Would you transcribe the whole listing exactly, minus its pictures?

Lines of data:
***

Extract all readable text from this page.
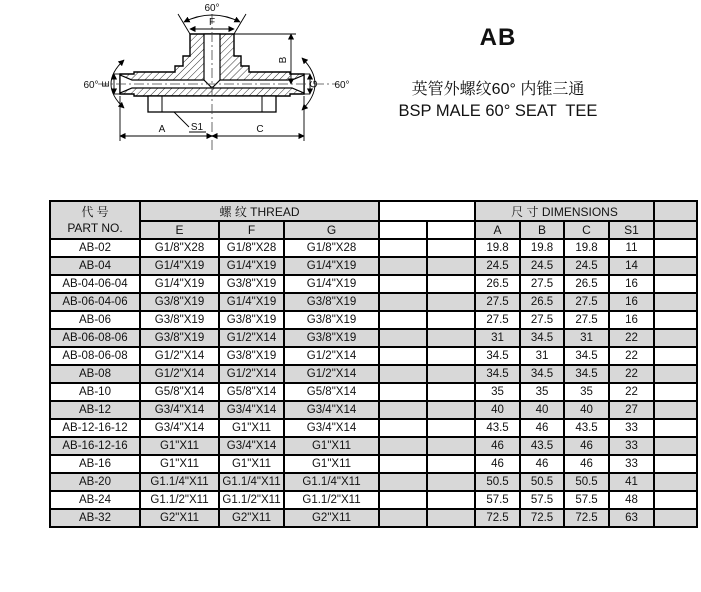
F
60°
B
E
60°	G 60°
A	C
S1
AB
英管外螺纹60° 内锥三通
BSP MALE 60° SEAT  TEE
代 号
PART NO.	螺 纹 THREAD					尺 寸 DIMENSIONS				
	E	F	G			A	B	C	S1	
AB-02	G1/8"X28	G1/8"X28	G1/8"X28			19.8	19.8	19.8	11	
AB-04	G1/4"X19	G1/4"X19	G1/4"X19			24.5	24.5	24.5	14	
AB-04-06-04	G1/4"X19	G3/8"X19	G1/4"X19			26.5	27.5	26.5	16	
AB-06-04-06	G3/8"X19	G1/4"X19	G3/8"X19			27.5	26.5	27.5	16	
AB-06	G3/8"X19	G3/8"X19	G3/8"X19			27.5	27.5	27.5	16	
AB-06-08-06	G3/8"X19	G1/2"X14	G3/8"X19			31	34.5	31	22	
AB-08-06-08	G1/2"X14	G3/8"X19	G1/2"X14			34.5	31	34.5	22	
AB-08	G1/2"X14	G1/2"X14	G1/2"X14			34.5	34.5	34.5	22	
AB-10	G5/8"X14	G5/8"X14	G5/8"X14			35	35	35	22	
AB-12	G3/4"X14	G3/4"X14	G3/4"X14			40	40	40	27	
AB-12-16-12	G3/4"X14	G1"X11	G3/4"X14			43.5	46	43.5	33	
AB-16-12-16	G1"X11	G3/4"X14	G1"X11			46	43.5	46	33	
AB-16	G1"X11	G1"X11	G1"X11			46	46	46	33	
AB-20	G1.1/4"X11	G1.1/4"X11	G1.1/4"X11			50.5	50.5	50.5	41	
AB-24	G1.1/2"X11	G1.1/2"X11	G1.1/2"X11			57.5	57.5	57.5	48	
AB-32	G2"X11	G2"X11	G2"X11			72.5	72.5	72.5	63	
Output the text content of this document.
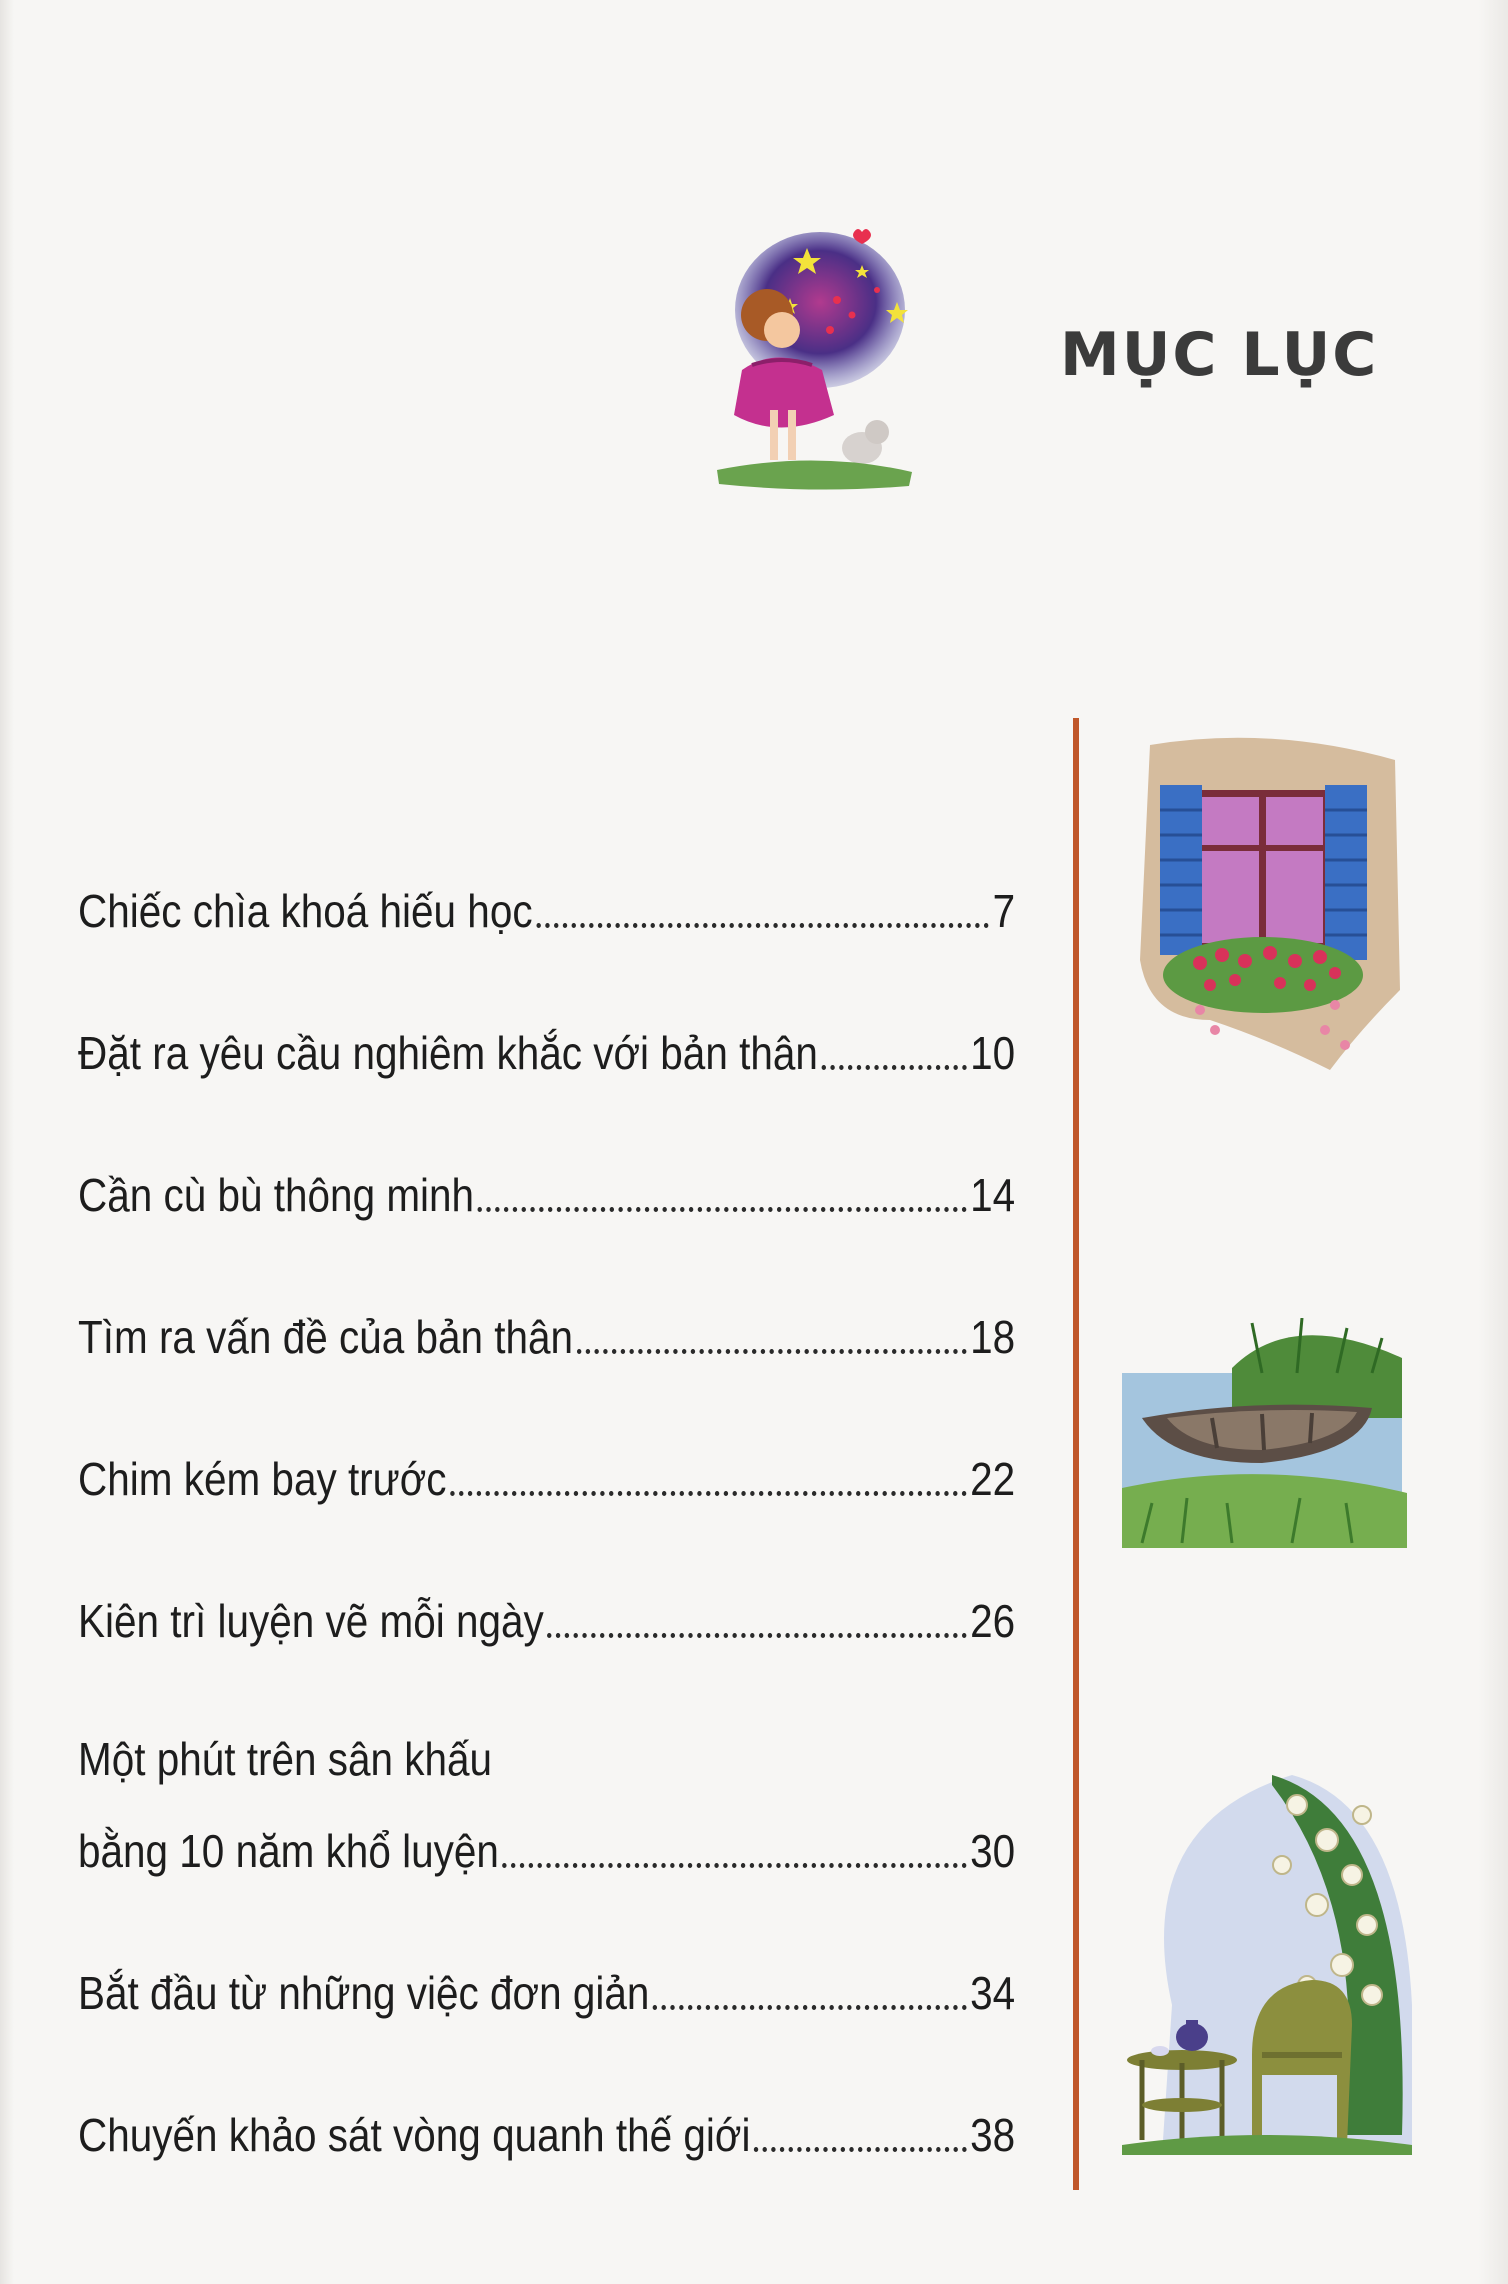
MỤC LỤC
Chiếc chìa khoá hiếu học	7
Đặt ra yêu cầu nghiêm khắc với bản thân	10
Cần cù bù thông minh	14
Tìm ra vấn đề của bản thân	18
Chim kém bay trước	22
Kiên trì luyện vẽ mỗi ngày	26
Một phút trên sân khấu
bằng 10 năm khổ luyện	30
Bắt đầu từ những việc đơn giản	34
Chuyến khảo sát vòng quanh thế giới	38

***

EXERCISE RESPONSE:
Extract all readable text from this page.
F
60°
B
E
60°	G 60°
A	C
S1
AB
英管外螺纹60° 内锥三通
BSP MALE 60° SEAT  TEE
代 号
PART NO.	螺 纹 THREAD					尺 寸 DIMENSIONS				
	E	F	G			A	B	C	S1	
AB-02	G1/8"X28	G1/8"X28	G1/8"X28			19.8	19.8	19.8	11	
AB-04	G1/4"X19	G1/4"X19	G1/4"X19			24.5	24.5	24.5	14	
AB-04-06-04	G1/4"X19	G3/8"X19	G1/4"X19			26.5	27.5	26.5	16	
AB-06-04-06	G3/8"X19	G1/4"X19	G3/8"X19			27.5	26.5	27.5	16	
AB-06	G3/8"X19	G3/8"X19	G3/8"X19			27.5	27.5	27.5	16	
AB-06-08-06	G3/8"X19	G1/2"X14	G3/8"X19			31	34.5	31	22	
AB-08-06-08	G1/2"X14	G3/8"X19	G1/2"X14			34.5	31	34.5	22	
AB-08	G1/2"X14	G1/2"X14	G1/2"X14			34.5	34.5	34.5	22	
AB-10	G5/8"X14	G5/8"X14	G5/8"X14			35	35	35	22	
AB-12	G3/4"X14	G3/4"X14	G3/4"X14			40	40	40	27	
AB-12-16-12	G3/4"X14	G1"X11	G3/4"X14			43.5	46	43.5	33	
AB-16-12-16	G1"X11	G3/4"X14	G1"X11			46	43.5	46	33	
AB-16	G1"X11	G1"X11	G1"X11			46	46	46	33	
AB-20	G1.1/4"X11	G1.1/4"X11	G1.1/4"X11			50.5	50.5	50.5	41	
AB-24	G1.1/2"X11	G1.1/2"X11	G1.1/2"X11			57.5	57.5	57.5	48	
AB-32	G2"X11	G2"X11	G2"X11			72.5	72.5	72.5	63	
Output the text content of this document.
MỤC LỤC
Chiếc chìa khoá hiếu học	7
Đặt ra yêu cầu nghiêm khắc với bản thân	10
Cần cù bù thông minh	14
Tìm ra vấn đề của bản thân	18
Chim kém bay trước	22
Kiên trì luyện vẽ mỗi ngày	26
Một phút trên sân khấu
bằng 10 năm khổ luyện	30
Bắt đầu từ những việc đơn giản	34
Chuyến khảo sát vòng quanh thế giới	38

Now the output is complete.